Make an exact copy of the lines, leaving the pictures out.

Part of a data file
━━━━

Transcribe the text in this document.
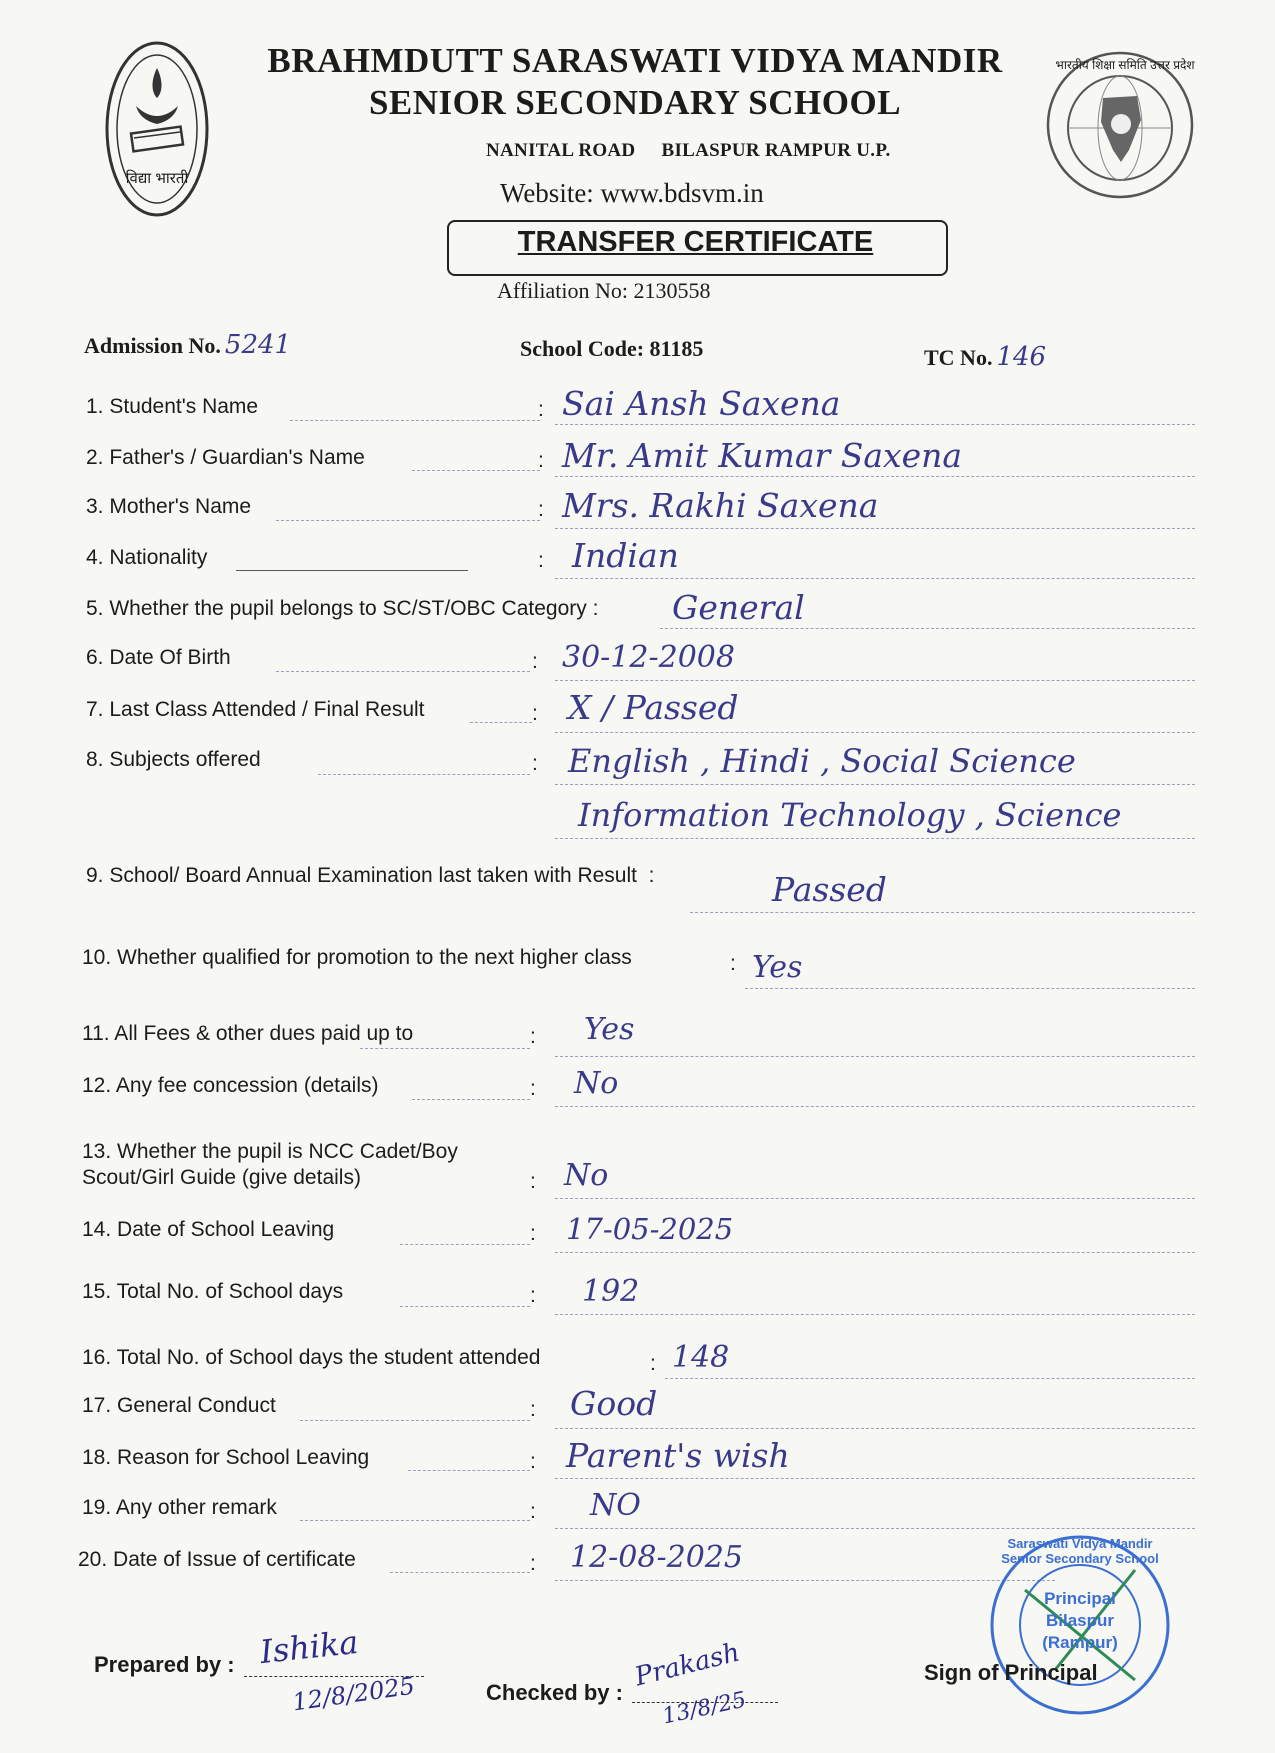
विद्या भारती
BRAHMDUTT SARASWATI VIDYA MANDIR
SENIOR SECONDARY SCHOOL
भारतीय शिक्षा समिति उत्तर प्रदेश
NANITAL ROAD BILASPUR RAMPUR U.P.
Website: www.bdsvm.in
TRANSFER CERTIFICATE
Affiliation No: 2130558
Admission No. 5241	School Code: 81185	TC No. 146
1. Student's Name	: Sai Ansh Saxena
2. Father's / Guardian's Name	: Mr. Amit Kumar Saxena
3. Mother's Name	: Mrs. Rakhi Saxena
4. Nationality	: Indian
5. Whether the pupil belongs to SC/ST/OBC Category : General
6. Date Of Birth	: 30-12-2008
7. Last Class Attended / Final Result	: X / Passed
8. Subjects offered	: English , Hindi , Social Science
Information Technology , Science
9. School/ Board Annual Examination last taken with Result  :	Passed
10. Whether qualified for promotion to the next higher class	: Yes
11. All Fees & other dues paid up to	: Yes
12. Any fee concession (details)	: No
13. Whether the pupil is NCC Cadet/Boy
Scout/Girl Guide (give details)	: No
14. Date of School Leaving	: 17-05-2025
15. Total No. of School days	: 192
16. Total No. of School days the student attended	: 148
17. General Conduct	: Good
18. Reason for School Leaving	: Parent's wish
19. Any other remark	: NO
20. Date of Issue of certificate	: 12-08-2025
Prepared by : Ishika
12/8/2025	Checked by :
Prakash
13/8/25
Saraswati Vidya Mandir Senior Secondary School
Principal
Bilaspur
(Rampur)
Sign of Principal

━━━━

▸ **Solution to the exercise**:
Transcribe the text in this document.
विद्या भारती
BRAHMDUTT SARASWATI VIDYA MANDIR
SENIOR SECONDARY SCHOOL
भारतीय शिक्षा समिति उत्तर प्रदेश
NANITAL ROAD BILASPUR RAMPUR U.P.
Website: www.bdsvm.in
TRANSFER CERTIFICATE
Affiliation No: 2130558
Admission No. 5241	School Code: 81185	TC No. 146
1. Student's Name	: Sai Ansh Saxena
2. Father's / Guardian's Name	: Mr. Amit Kumar Saxena
3. Mother's Name	: Mrs. Rakhi Saxena
4. Nationality	: Indian
5. Whether the pupil belongs to SC/ST/OBC Category : General
6. Date Of Birth	: 30-12-2008
7. Last Class Attended / Final Result	: X / Passed
8. Subjects offered	: English , Hindi , Social Science
Information Technology , Science
9. School/ Board Annual Examination last taken with Result  :	Passed
10. Whether qualified for promotion to the next higher class	: Yes
11. All Fees & other dues paid up to	: Yes
12. Any fee concession (details)	: No
13. Whether the pupil is NCC Cadet/Boy
Scout/Girl Guide (give details)	: No
14. Date of School Leaving	: 17-05-2025
15. Total No. of School days	: 192
16. Total No. of School days the student attended	: 148
17. General Conduct	: Good
18. Reason for School Leaving	: Parent's wish
19. Any other remark	: NO
20. Date of Issue of certificate	: 12-08-2025
Prepared by : Ishika
12/8/2025	Checked by :
Prakash
13/8/25
Saraswati Vidya Mandir Senior Secondary School
Principal
Bilaspur
(Rampur)
Sign of Principal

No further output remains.